- Task to carry out
Copy the records below exactly as they are written.

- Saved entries
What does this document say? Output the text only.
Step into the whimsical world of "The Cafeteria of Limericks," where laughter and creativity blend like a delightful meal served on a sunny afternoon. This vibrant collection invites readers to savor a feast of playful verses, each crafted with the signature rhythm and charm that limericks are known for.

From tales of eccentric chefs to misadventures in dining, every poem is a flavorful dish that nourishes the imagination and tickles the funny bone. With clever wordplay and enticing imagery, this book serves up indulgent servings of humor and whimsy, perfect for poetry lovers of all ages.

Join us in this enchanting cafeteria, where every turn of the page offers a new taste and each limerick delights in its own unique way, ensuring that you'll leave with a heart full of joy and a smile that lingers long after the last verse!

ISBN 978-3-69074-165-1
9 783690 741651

- Correct response
What does this document say? Output the text only.
Step into the whimsical world of "The Cafeteria of Limericks," where laughter and creativity blend like a delightful meal served on a sunny afternoon. This vibrant collection invites readers to savor a feast of playful verses, each crafted with the signature rhythm and charm that limericks are known for.

From tales of eccentric chefs to misadventures in dining, every poem is a flavorful dish that nourishes the imagination and tickles the funny bone. With clever wordplay and enticing imagery, this book serves up indulgent servings of humor and whimsy, perfect for poetry lovers of all ages.

Join us in this enchanting cafeteria, where every turn of the page offers a new taste and each limerick delights in its own unique way, ensuring that you'll leave with a heart full of joy and a smile that lingers long after the last verse!

ISBN 978-3-69074-165-1
9 783690 741651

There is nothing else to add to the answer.